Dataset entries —
+++++
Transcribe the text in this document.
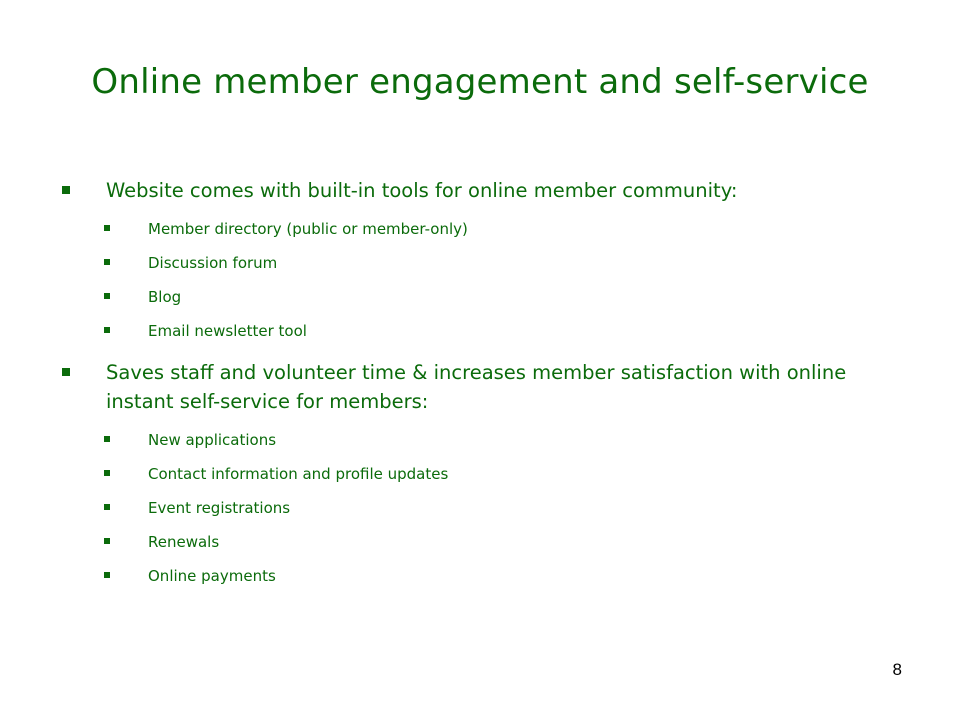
Online member engagement and self-service
Website comes with built-in tools for online member community:
Member directory (public or member-only)
Discussion forum
Blog
Email newsletter tool
Saves staff and volunteer time & increases member satisfaction with online instant self-service for members:
New applications
Contact information and profile updates
Event registrations
Renewals
Online payments
8
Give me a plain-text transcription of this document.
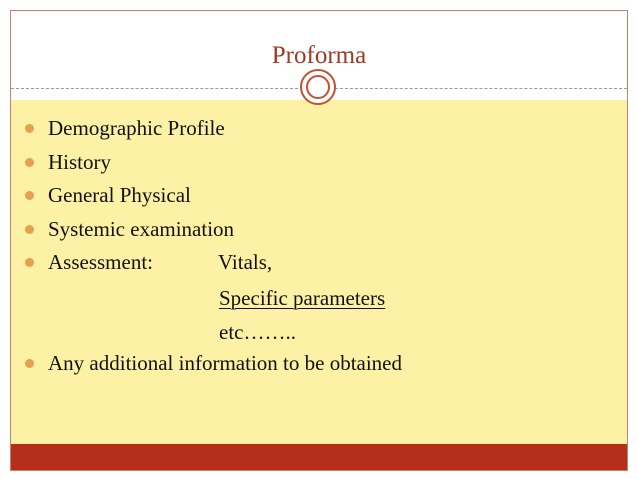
Proforma
Demographic Profile
History
General Physical
Systemic examination
Assessment:	Vitals,
Any additional information to be obtained
Specific parameters
etc……..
+++++
What you will do — Give back word for word the lines from the one containing "Give me a plain-text" through the final line of the data above. Pictures are to be left out.

Complete answer —
Give me a plain-text transcription of this document.
Proforma
Demographic Profile
History
General Physical
Systemic examination
Assessment:	Vitals,
Any additional information to be obtained
Specific parameters
etc……..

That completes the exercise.